== TASK PROMPT ==
Output the material beneath this task exactly, images excluded.

(Data items)
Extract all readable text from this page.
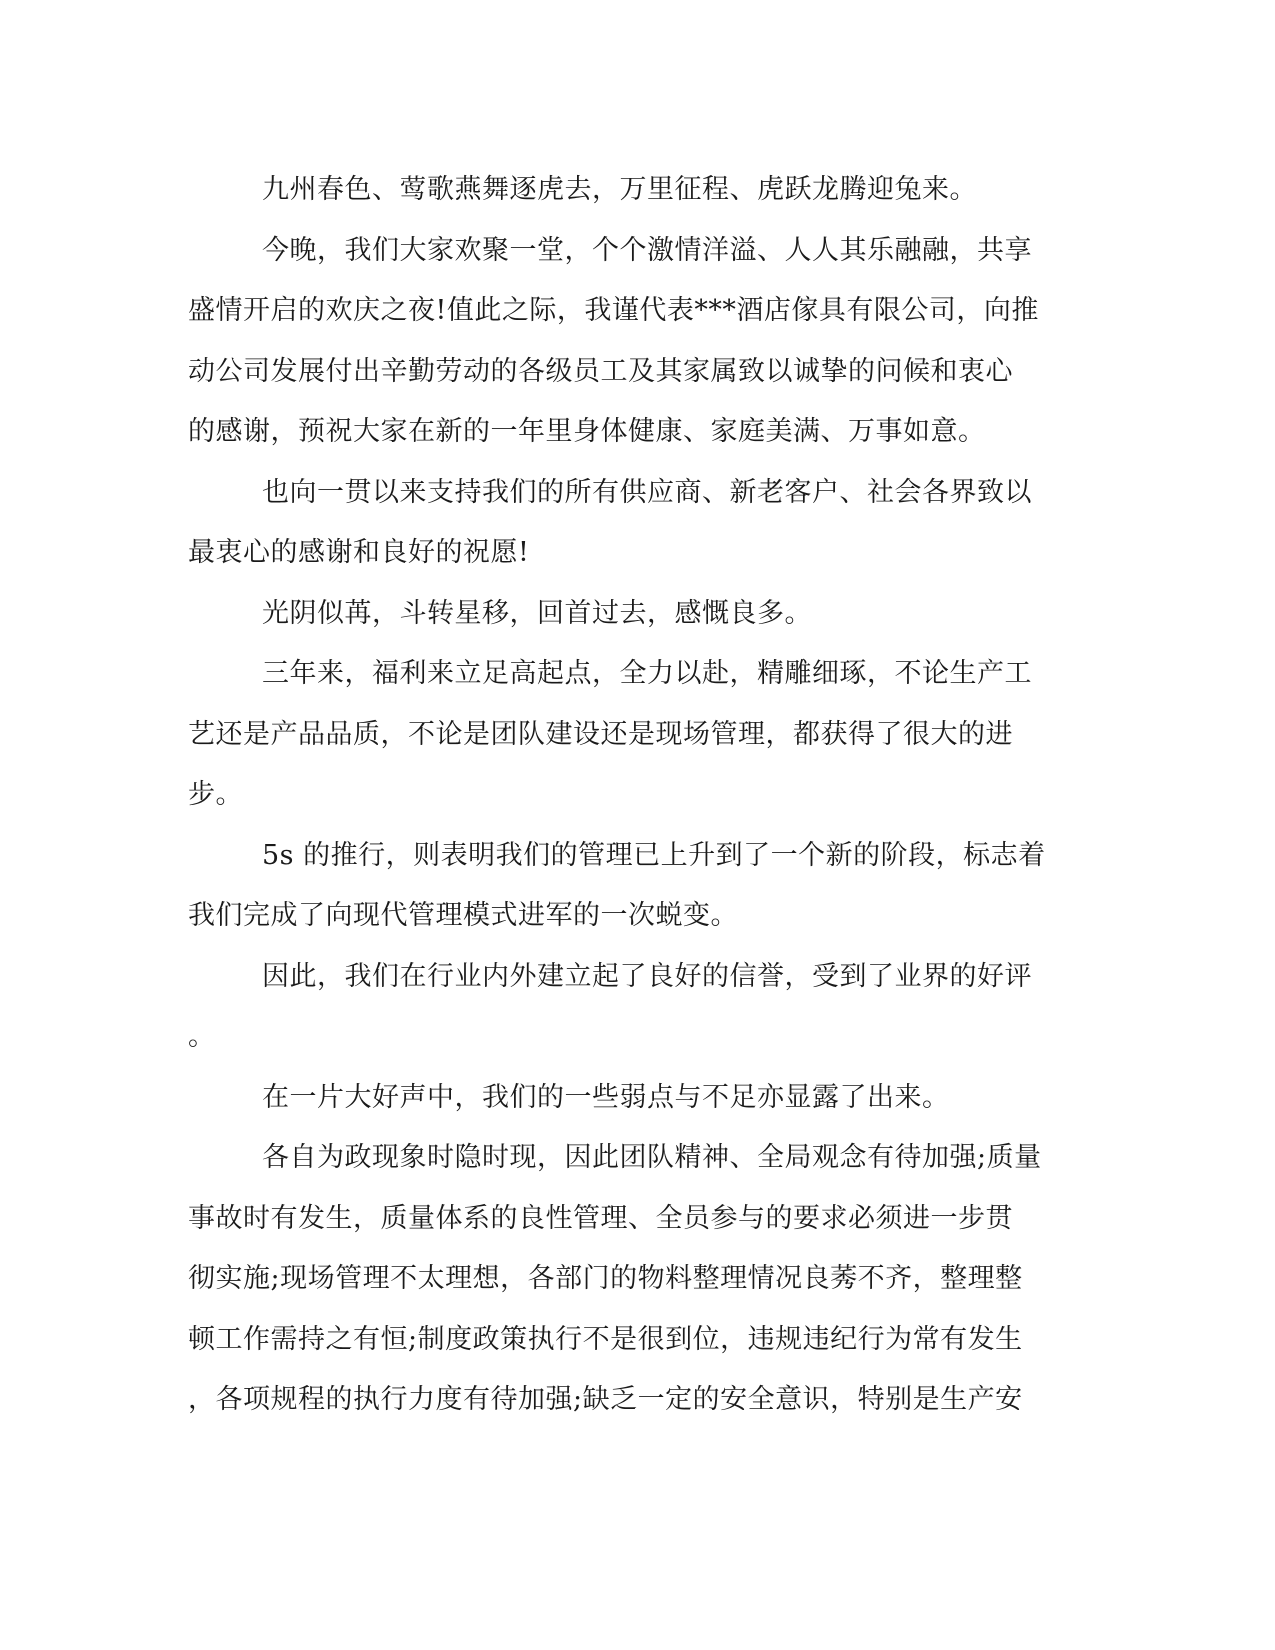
九州春色、莺歌燕舞逐虎去，万里征程、虎跃龙腾迎兔来。

今晚，我们大家欢聚一堂，个个激情洋溢、人人其乐融融，共享
盛情开启的欢庆之夜!值此之际，我谨代表***酒店傢具有限公司，向推
动公司发展付出辛勤劳动的各级员工及其家属致以诚挚的问候和衷心
的感谢，预祝大家在新的一年里身体健康、家庭美满、万事如意。

也向一贯以来支持我们的所有供应商、新老客户、社会各界致以
最衷心的感谢和良好的祝愿!

光阴似苒，斗转星移，回首过去，感慨良多。

三年来，福利来立足高起点，全力以赴，精雕细琢，不论生产工
艺还是产品品质，不论是团队建设还是现场管理，都获得了很大的进
步。

5s 的推行，则表明我们的管理已上升到了一个新的阶段，标志着
我们完成了向现代管理模式进军的一次蜕变。

因此，我们在行业内外建立起了良好的信誉，受到了业界的好评
。

在一片大好声中，我们的一些弱点与不足亦显露了出来。

各自为政现象时隐时现，因此团队精神、全局观念有待加强;质量
事故时有发生，质量体系的良性管理、全员参与的要求必须进一步贯
彻实施;现场管理不太理想，各部门的物料整理情况良莠不齐，整理整
顿工作需持之有恒;制度政策执行不是很到位，违规违纪行为常有发生
，各项规程的执行力度有待加强;缺乏一定的安全意识，特别是生产安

== COMPLETE RESPONSE ==
Extract all readable text from this page.
九州春色、莺歌燕舞逐虎去，万里征程、虎跃龙腾迎兔来。

今晚，我们大家欢聚一堂，个个激情洋溢、人人其乐融融，共享
盛情开启的欢庆之夜!值此之际，我谨代表***酒店傢具有限公司，向推
动公司发展付出辛勤劳动的各级员工及其家属致以诚挚的问候和衷心
的感谢，预祝大家在新的一年里身体健康、家庭美满、万事如意。

也向一贯以来支持我们的所有供应商、新老客户、社会各界致以
最衷心的感谢和良好的祝愿!

光阴似苒，斗转星移，回首过去，感慨良多。

三年来，福利来立足高起点，全力以赴，精雕细琢，不论生产工
艺还是产品品质，不论是团队建设还是现场管理，都获得了很大的进
步。

5s 的推行，则表明我们的管理已上升到了一个新的阶段，标志着
我们完成了向现代管理模式进军的一次蜕变。

因此，我们在行业内外建立起了良好的信誉，受到了业界的好评
。

在一片大好声中，我们的一些弱点与不足亦显露了出来。

各自为政现象时隐时现，因此团队精神、全局观念有待加强;质量
事故时有发生，质量体系的良性管理、全员参与的要求必须进一步贯
彻实施;现场管理不太理想，各部门的物料整理情况良莠不齐，整理整
顿工作需持之有恒;制度政策执行不是很到位，违规违纪行为常有发生
，各项规程的执行力度有待加强;缺乏一定的安全意识，特别是生产安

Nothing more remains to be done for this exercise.